Images are not part of the copy; transcribe all the data exactly.

■ STORED ROWS:
## begin

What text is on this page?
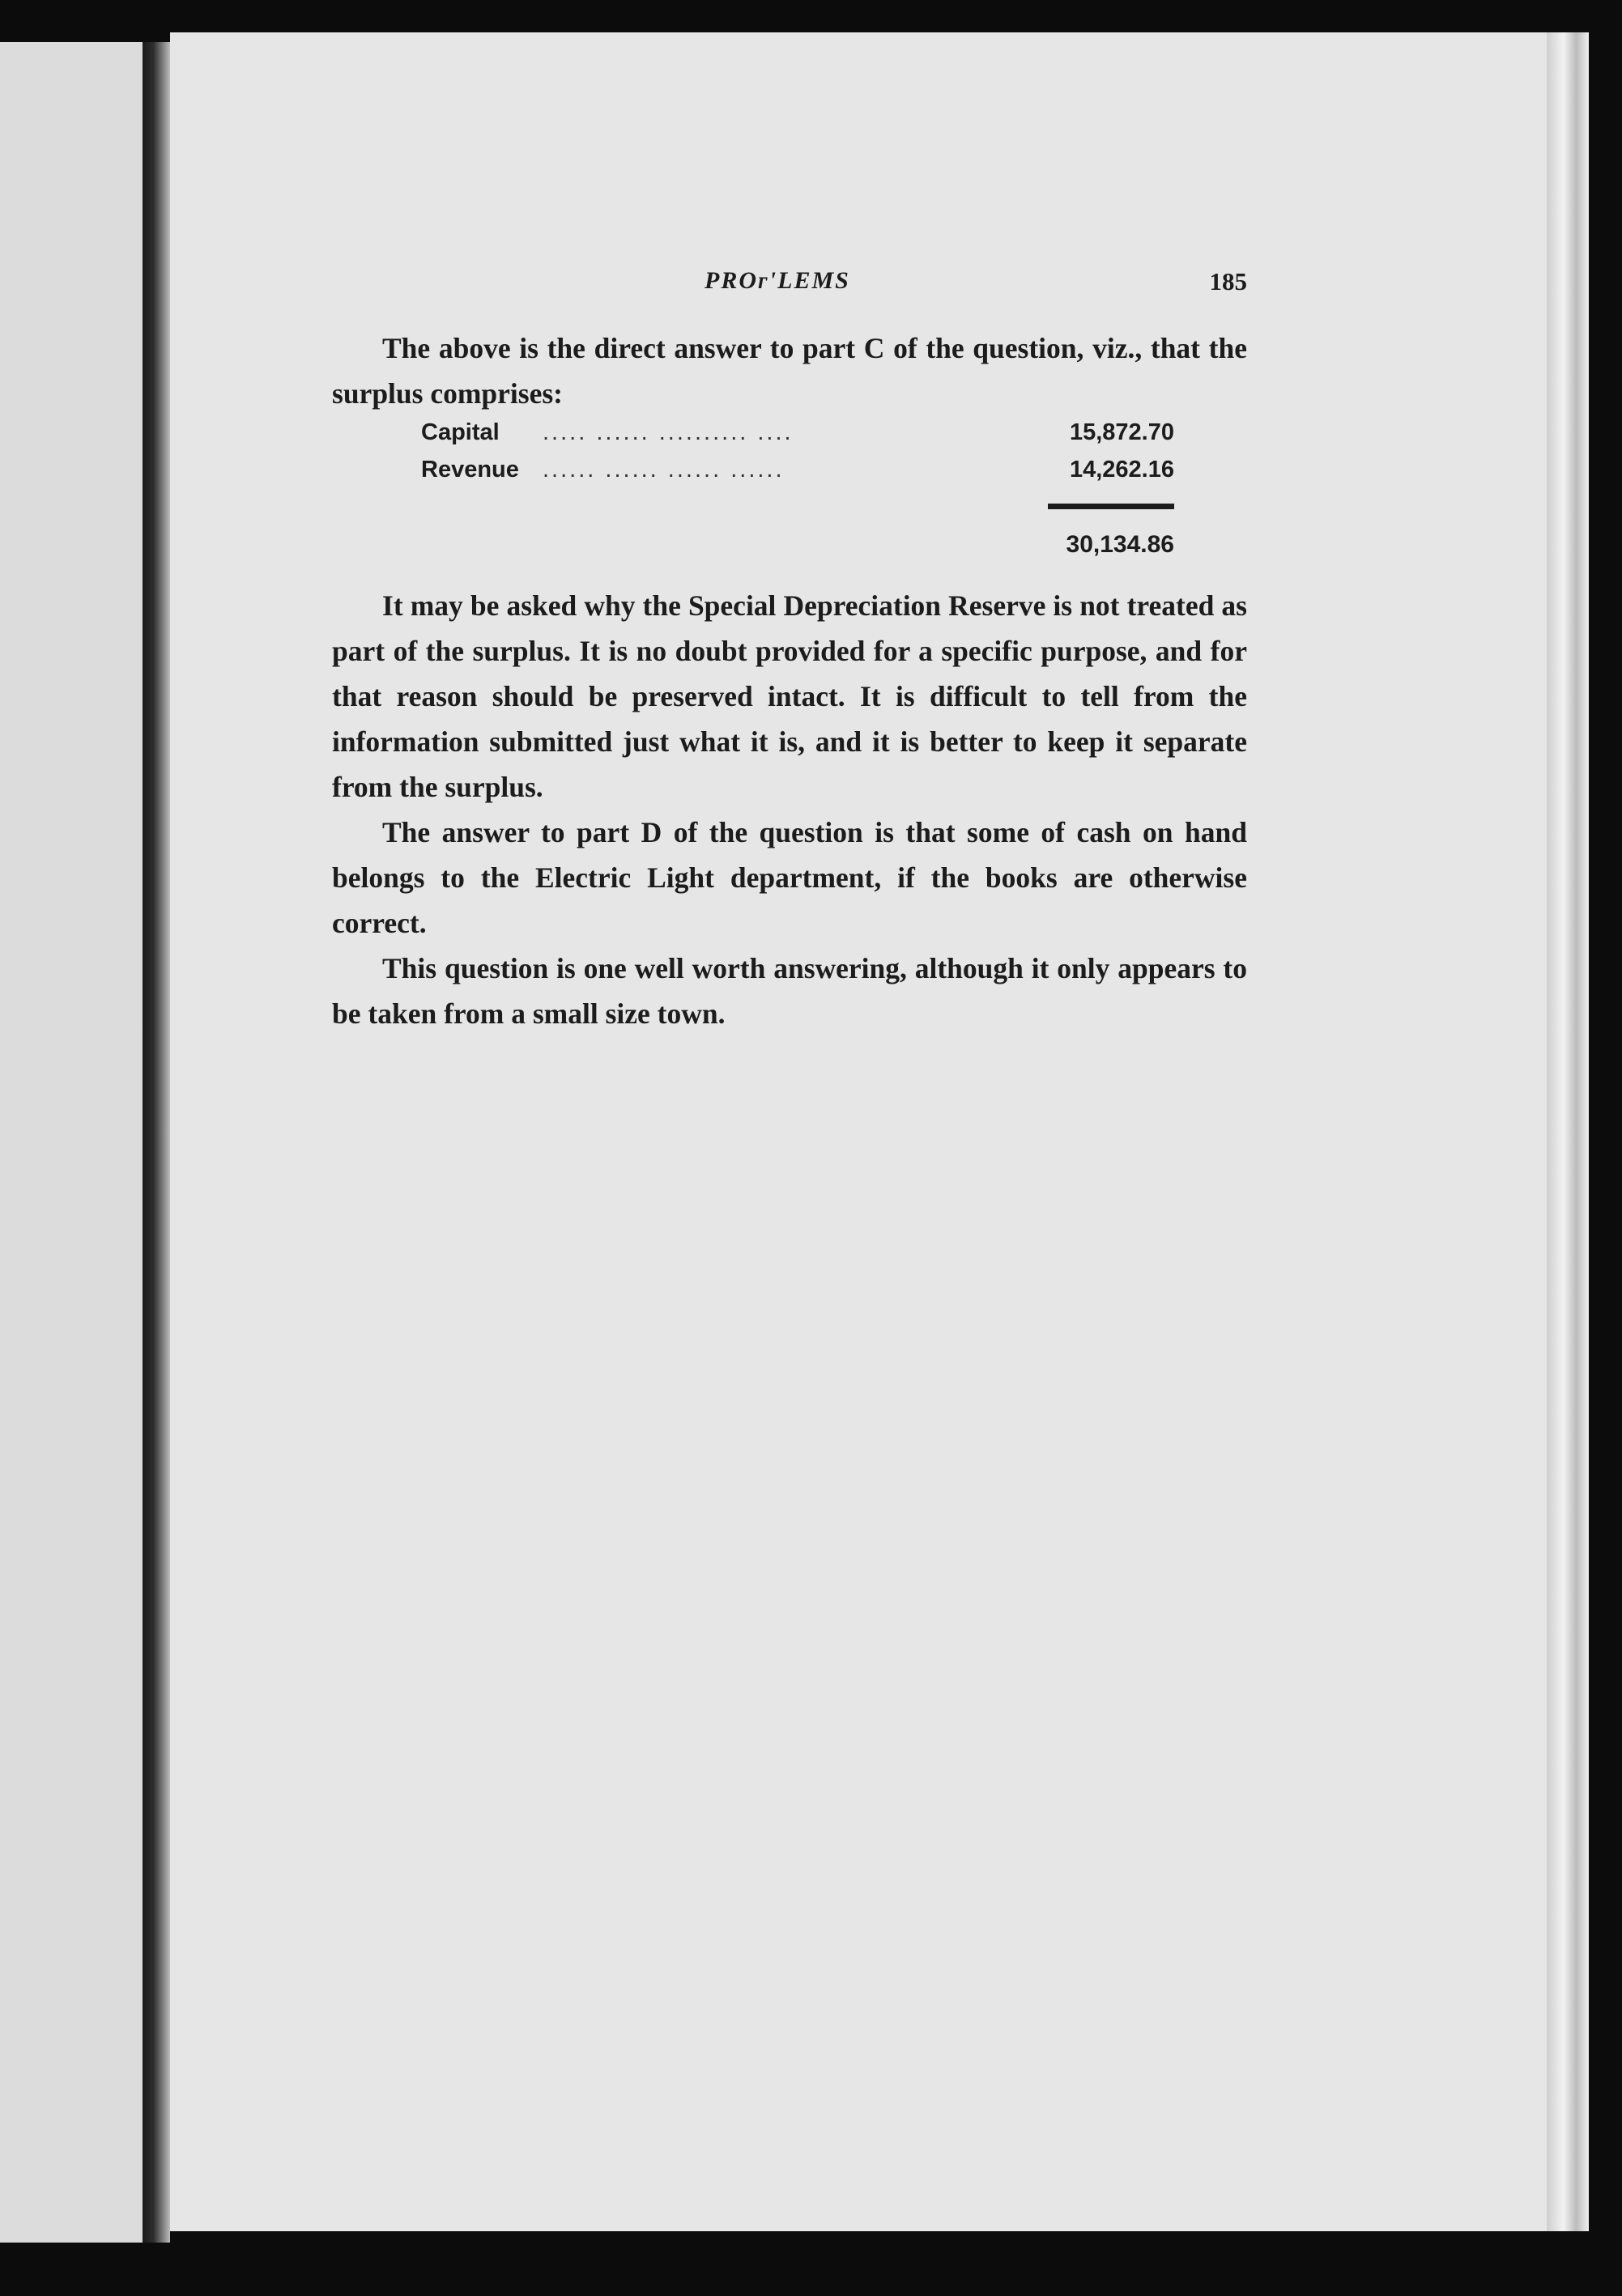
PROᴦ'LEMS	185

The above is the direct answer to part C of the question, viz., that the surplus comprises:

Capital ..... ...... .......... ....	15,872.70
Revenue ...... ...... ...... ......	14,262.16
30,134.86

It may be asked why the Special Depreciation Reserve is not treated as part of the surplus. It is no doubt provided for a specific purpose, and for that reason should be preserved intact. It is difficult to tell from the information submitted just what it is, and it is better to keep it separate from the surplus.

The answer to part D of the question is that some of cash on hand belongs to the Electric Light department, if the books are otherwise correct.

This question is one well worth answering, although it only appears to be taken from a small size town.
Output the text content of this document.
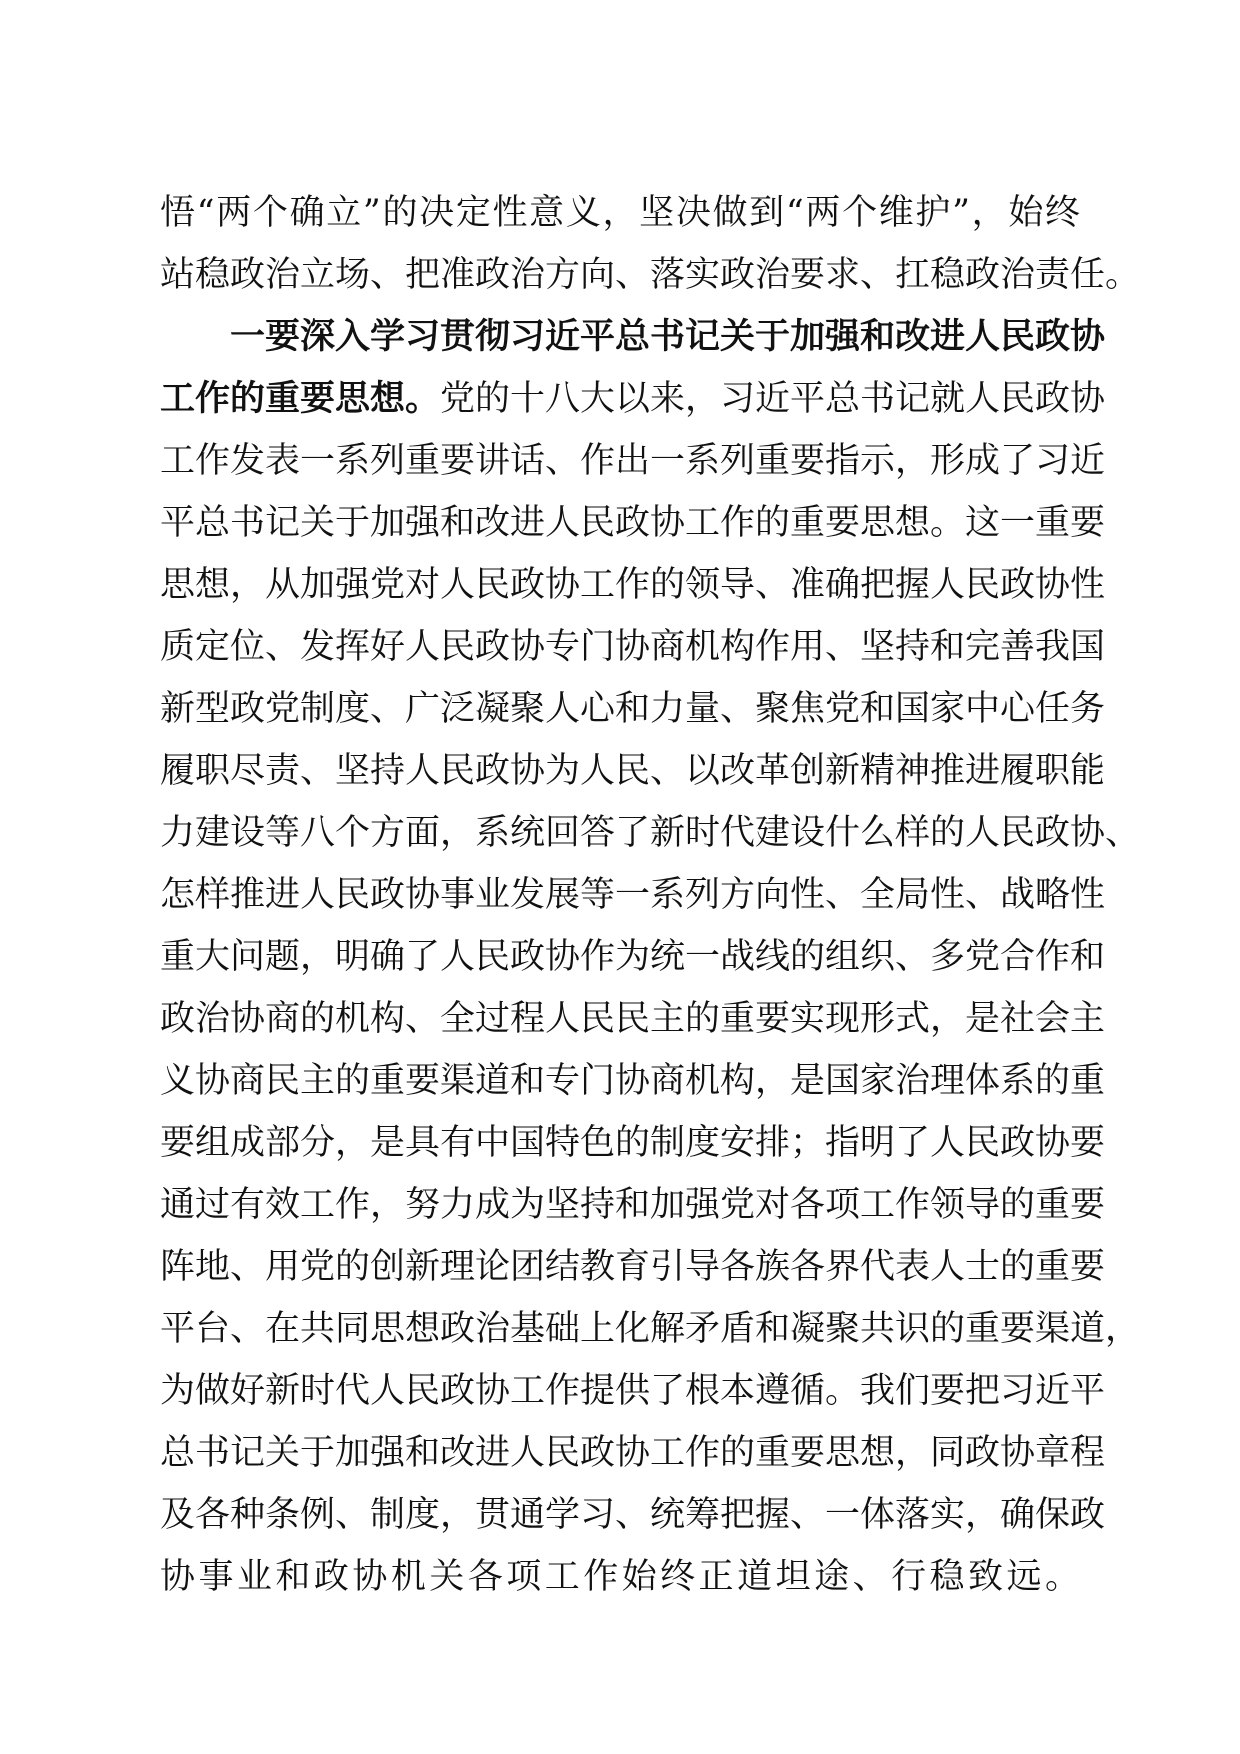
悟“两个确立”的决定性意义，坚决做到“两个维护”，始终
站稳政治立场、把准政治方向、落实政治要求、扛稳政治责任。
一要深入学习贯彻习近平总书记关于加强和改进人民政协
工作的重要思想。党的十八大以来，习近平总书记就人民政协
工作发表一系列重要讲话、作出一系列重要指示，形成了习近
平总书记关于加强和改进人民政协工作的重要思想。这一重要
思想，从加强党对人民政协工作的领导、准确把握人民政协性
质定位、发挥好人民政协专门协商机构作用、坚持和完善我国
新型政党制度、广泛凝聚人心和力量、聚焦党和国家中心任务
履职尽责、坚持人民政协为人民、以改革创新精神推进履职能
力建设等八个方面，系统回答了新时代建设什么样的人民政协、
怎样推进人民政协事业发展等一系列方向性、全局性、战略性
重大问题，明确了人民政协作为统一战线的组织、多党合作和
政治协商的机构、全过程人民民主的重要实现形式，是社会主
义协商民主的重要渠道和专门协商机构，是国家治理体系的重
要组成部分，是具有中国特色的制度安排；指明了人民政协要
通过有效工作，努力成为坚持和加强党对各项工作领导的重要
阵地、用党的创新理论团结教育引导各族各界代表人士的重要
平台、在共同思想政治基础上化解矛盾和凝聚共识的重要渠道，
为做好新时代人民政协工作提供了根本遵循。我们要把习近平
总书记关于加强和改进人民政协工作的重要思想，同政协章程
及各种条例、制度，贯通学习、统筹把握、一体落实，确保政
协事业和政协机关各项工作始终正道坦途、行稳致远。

## end

■ TASK OUTPUT:
What text is on this page?
PROᴦ'LEMS	185

The above is the direct answer to part C of the question, viz., that the surplus comprises:

Capital ..... ...... .......... ....	15,872.70
Revenue ...... ...... ...... ......	14,262.16
30,134.86

It may be asked why the Special Depreciation Reserve is not treated as part of the surplus. It is no doubt provided for a specific purpose, and for that reason should be preserved intact. It is difficult to tell from the information submitted just what it is, and it is better to keep it separate from the surplus.

The answer to part D of the question is that some of cash on hand belongs to the Electric Light department, if the books are otherwise correct.

This question is one well worth answering, although it only appears to be taken from a small size town.
Output the text content of this document.
悟“两个确立”的决定性意义，坚决做到“两个维护”，始终
站稳政治立场、把准政治方向、落实政治要求、扛稳政治责任。
一要深入学习贯彻习近平总书记关于加强和改进人民政协
工作的重要思想。党的十八大以来，习近平总书记就人民政协
工作发表一系列重要讲话、作出一系列重要指示，形成了习近
平总书记关于加强和改进人民政协工作的重要思想。这一重要
思想，从加强党对人民政协工作的领导、准确把握人民政协性
质定位、发挥好人民政协专门协商机构作用、坚持和完善我国
新型政党制度、广泛凝聚人心和力量、聚焦党和国家中心任务
履职尽责、坚持人民政协为人民、以改革创新精神推进履职能
力建设等八个方面，系统回答了新时代建设什么样的人民政协、
怎样推进人民政协事业发展等一系列方向性、全局性、战略性
重大问题，明确了人民政协作为统一战线的组织、多党合作和
政治协商的机构、全过程人民民主的重要实现形式，是社会主
义协商民主的重要渠道和专门协商机构，是国家治理体系的重
要组成部分，是具有中国特色的制度安排；指明了人民政协要
通过有效工作，努力成为坚持和加强党对各项工作领导的重要
阵地、用党的创新理论团结教育引导各族各界代表人士的重要
平台、在共同思想政治基础上化解矛盾和凝聚共识的重要渠道，
为做好新时代人民政协工作提供了根本遵循。我们要把习近平
总书记关于加强和改进人民政协工作的重要思想，同政协章程
及各种条例、制度，贯通学习、统筹把握、一体落实，确保政
协事业和政协机关各项工作始终正道坦途、行稳致远。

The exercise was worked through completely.